STATED PROBLEM. Copy the data below line for line, keeping every character unchanged.

>> START INPUT RECORDS

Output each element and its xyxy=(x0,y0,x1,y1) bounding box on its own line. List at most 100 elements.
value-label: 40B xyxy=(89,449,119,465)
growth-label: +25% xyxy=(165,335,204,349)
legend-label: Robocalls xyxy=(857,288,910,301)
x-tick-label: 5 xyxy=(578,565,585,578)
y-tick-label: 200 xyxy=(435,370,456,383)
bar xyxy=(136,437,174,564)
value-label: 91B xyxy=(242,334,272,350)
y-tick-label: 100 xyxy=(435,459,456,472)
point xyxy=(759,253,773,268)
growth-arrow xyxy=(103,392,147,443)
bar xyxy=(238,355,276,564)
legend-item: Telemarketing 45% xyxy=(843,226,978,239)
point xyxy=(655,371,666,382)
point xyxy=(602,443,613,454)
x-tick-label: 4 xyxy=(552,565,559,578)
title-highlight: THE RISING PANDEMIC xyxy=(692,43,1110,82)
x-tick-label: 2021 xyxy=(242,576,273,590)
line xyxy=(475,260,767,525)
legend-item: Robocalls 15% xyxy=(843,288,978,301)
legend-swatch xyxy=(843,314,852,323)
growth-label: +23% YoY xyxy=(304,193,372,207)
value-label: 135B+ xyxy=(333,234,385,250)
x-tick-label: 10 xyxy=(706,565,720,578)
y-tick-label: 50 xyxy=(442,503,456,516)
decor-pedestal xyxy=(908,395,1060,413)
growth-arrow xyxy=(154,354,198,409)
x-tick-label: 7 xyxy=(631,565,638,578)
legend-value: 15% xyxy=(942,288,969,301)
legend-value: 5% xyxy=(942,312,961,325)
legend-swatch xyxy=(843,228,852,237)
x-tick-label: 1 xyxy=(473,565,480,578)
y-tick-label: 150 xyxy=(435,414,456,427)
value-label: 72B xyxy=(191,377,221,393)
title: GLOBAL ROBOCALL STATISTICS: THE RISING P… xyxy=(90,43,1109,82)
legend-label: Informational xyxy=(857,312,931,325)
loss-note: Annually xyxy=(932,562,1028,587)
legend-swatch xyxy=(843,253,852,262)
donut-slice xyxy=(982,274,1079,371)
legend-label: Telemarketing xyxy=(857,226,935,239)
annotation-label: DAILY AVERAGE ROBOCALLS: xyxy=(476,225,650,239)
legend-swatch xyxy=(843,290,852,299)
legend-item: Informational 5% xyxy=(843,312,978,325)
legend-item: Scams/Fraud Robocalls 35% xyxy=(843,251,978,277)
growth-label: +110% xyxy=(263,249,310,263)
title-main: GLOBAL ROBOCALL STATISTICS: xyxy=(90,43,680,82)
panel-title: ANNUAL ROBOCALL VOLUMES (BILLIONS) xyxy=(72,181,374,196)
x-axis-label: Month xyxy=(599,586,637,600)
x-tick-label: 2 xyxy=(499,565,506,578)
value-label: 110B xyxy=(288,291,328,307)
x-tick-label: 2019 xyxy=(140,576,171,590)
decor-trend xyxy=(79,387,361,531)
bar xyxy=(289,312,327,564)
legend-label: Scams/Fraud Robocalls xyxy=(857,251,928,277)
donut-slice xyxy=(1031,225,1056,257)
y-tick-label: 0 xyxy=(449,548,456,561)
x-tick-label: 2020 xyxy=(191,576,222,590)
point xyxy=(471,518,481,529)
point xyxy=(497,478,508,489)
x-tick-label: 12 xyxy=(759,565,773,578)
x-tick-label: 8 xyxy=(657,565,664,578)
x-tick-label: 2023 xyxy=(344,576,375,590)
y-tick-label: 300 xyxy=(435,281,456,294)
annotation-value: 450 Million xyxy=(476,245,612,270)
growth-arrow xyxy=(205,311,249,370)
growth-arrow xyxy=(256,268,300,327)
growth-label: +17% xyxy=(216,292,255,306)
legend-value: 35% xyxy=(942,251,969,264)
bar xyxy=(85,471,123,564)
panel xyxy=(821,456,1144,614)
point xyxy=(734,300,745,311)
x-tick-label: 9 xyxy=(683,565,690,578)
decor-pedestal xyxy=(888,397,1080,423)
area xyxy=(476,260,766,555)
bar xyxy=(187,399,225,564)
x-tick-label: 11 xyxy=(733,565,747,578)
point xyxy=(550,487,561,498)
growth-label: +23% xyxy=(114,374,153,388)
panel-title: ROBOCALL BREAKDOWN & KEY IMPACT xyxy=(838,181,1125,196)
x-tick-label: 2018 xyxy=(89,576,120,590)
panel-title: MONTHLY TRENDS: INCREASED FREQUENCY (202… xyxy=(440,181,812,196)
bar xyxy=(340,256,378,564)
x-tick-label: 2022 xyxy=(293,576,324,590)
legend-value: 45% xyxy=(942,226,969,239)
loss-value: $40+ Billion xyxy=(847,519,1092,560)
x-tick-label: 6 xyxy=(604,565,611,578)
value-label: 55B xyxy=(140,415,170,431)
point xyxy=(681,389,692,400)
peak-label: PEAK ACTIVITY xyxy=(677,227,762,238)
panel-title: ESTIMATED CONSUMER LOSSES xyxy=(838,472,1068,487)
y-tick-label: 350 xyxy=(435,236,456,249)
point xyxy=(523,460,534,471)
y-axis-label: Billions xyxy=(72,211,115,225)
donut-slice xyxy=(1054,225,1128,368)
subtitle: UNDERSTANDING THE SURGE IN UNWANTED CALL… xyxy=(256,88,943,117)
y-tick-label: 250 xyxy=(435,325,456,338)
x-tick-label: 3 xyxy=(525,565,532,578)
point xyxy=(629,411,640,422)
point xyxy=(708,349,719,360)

>> END INPUT RECORDS

FULL ANSWER.
Output each element and its xyxy=(x0,y0,x1,y1) bounding box on its own line. List at most 100 elements.
value-label: 40B xyxy=(89,449,119,465)
growth-label: +25% xyxy=(165,335,204,349)
legend-label: Robocalls xyxy=(857,288,910,301)
x-tick-label: 5 xyxy=(578,565,585,578)
y-tick-label: 200 xyxy=(435,370,456,383)
bar xyxy=(136,437,174,564)
value-label: 91B xyxy=(242,334,272,350)
y-tick-label: 100 xyxy=(435,459,456,472)
point xyxy=(759,253,773,268)
growth-arrow xyxy=(103,392,147,443)
bar xyxy=(238,355,276,564)
legend-item: Telemarketing 45% xyxy=(843,226,978,239)
point xyxy=(655,371,666,382)
point xyxy=(602,443,613,454)
x-tick-label: 4 xyxy=(552,565,559,578)
title-highlight: THE RISING PANDEMIC xyxy=(692,43,1110,82)
x-tick-label: 2021 xyxy=(242,576,273,590)
line xyxy=(475,260,767,525)
legend-item: Robocalls 15% xyxy=(843,288,978,301)
legend-swatch xyxy=(843,314,852,323)
growth-label: +23% YoY xyxy=(304,193,372,207)
value-label: 135B+ xyxy=(333,234,385,250)
x-tick-label: 10 xyxy=(706,565,720,578)
y-tick-label: 50 xyxy=(442,503,456,516)
decor-pedestal xyxy=(908,395,1060,413)
growth-arrow xyxy=(154,354,198,409)
x-tick-label: 7 xyxy=(631,565,638,578)
legend-value: 15% xyxy=(942,288,969,301)
legend-value: 5% xyxy=(942,312,961,325)
legend-swatch xyxy=(843,228,852,237)
x-tick-label: 1 xyxy=(473,565,480,578)
y-tick-label: 150 xyxy=(435,414,456,427)
value-label: 72B xyxy=(191,377,221,393)
title: GLOBAL ROBOCALL STATISTICS: THE RISING P… xyxy=(90,43,1109,82)
legend-label: Informational xyxy=(857,312,931,325)
loss-note: Annually xyxy=(932,562,1028,587)
legend-swatch xyxy=(843,253,852,262)
donut-slice xyxy=(982,274,1079,371)
legend-label: Telemarketing xyxy=(857,226,935,239)
annotation-label: DAILY AVERAGE ROBOCALLS: xyxy=(476,225,650,239)
legend-swatch xyxy=(843,290,852,299)
legend-item: Informational 5% xyxy=(843,312,978,325)
legend-item: Scams/Fraud Robocalls 35% xyxy=(843,251,978,277)
growth-label: +110% xyxy=(263,249,310,263)
title-main: GLOBAL ROBOCALL STATISTICS: xyxy=(90,43,680,82)
panel-title: ANNUAL ROBOCALL VOLUMES (BILLIONS) xyxy=(72,181,374,196)
x-axis-label: Month xyxy=(599,586,637,600)
x-tick-label: 2 xyxy=(499,565,506,578)
value-label: 110B xyxy=(288,291,328,307)
x-tick-label: 2019 xyxy=(140,576,171,590)
decor-trend xyxy=(79,387,361,531)
bar xyxy=(289,312,327,564)
legend-label: Scams/Fraud Robocalls xyxy=(857,251,928,277)
donut-slice xyxy=(1031,225,1056,257)
y-tick-label: 0 xyxy=(449,548,456,561)
x-tick-label: 2020 xyxy=(191,576,222,590)
point xyxy=(471,518,481,529)
point xyxy=(497,478,508,489)
x-tick-label: 12 xyxy=(759,565,773,578)
x-tick-label: 8 xyxy=(657,565,664,578)
x-tick-label: 2023 xyxy=(344,576,375,590)
y-tick-label: 300 xyxy=(435,281,456,294)
annotation-value: 450 Million xyxy=(476,245,612,270)
growth-arrow xyxy=(205,311,249,370)
growth-arrow xyxy=(256,268,300,327)
growth-label: +17% xyxy=(216,292,255,306)
legend-value: 35% xyxy=(942,251,969,264)
bar xyxy=(85,471,123,564)
panel xyxy=(821,456,1144,614)
point xyxy=(734,300,745,311)
x-tick-label: 9 xyxy=(683,565,690,578)
decor-pedestal xyxy=(888,397,1080,423)
area xyxy=(476,260,766,555)
bar xyxy=(187,399,225,564)
x-tick-label: 11 xyxy=(733,565,747,578)
point xyxy=(550,487,561,498)
growth-label: +23% xyxy=(114,374,153,388)
panel-title: ROBOCALL BREAKDOWN & KEY IMPACT xyxy=(838,181,1125,196)
x-tick-label: 2018 xyxy=(89,576,120,590)
panel-title: MONTHLY TRENDS: INCREASED FREQUENCY (202… xyxy=(440,181,812,196)
bar xyxy=(340,256,378,564)
x-tick-label: 2022 xyxy=(293,576,324,590)
legend-value: 45% xyxy=(942,226,969,239)
loss-value: $40+ Billion xyxy=(847,519,1092,560)
x-tick-label: 6 xyxy=(604,565,611,578)
value-label: 55B xyxy=(140,415,170,431)
point xyxy=(681,389,692,400)
peak-label: PEAK ACTIVITY xyxy=(677,227,762,238)
panel-title: ESTIMATED CONSUMER LOSSES xyxy=(838,472,1068,487)
y-tick-label: 350 xyxy=(435,236,456,249)
point xyxy=(523,460,534,471)
y-axis-label: Billions xyxy=(72,211,115,225)
donut-slice xyxy=(1054,225,1128,368)
subtitle: UNDERSTANDING THE SURGE IN UNWANTED CALL… xyxy=(256,88,943,117)
y-tick-label: 250 xyxy=(435,325,456,338)
x-tick-label: 3 xyxy=(525,565,532,578)
point xyxy=(629,411,640,422)
point xyxy=(708,349,719,360)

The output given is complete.